Stored records:
□ □ □ □ □ □ □

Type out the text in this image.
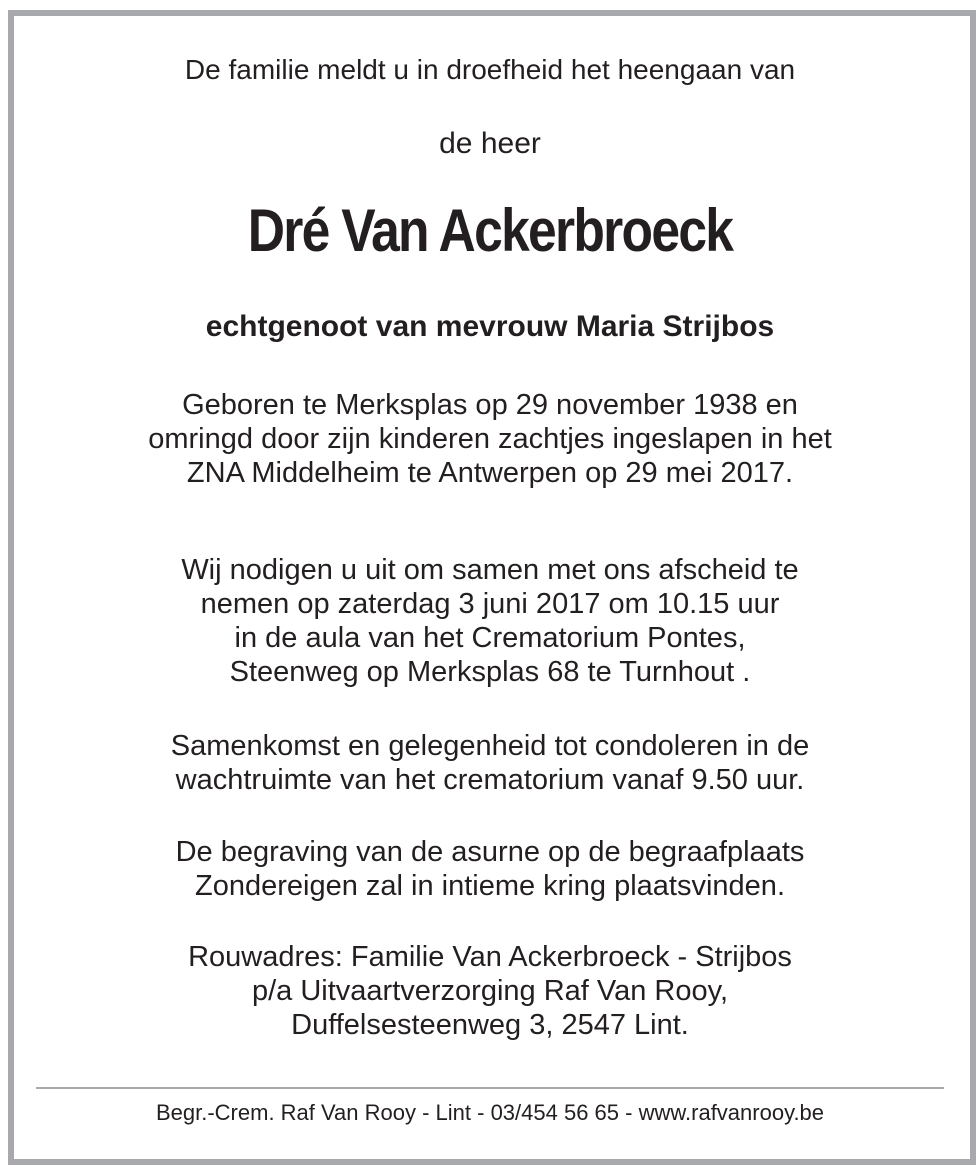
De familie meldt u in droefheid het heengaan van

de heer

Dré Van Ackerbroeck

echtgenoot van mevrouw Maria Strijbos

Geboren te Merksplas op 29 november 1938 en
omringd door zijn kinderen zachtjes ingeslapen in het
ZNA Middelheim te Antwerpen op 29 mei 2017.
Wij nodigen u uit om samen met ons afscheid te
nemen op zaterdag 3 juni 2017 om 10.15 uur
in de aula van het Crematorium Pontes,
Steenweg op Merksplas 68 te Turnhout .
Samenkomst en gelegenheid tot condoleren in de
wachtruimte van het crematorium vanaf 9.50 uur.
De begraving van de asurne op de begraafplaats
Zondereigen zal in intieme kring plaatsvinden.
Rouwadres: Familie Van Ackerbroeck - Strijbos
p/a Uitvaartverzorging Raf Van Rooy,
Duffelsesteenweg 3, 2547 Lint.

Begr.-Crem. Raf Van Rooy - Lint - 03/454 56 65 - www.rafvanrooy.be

□ □ □ □ □ □ □

**What the task requires**
Retype the data above exactly; pictures are not part of the copy.

**Output below**
Type out the text in this image.
De familie meldt u in droefheid het heengaan van

de heer

Dré Van Ackerbroeck

echtgenoot van mevrouw Maria Strijbos

Geboren te Merksplas op 29 november 1938 en
omringd door zijn kinderen zachtjes ingeslapen in het
ZNA Middelheim te Antwerpen op 29 mei 2017.
Wij nodigen u uit om samen met ons afscheid te
nemen op zaterdag 3 juni 2017 om 10.15 uur
in de aula van het Crematorium Pontes,
Steenweg op Merksplas 68 te Turnhout .
Samenkomst en gelegenheid tot condoleren in de
wachtruimte van het crematorium vanaf 9.50 uur.
De begraving van de asurne op de begraafplaats
Zondereigen zal in intieme kring plaatsvinden.
Rouwadres: Familie Van Ackerbroeck - Strijbos
p/a Uitvaartverzorging Raf Van Rooy,
Duffelsesteenweg 3, 2547 Lint.

Begr.-Crem. Raf Van Rooy - Lint - 03/454 56 65 - www.rafvanrooy.be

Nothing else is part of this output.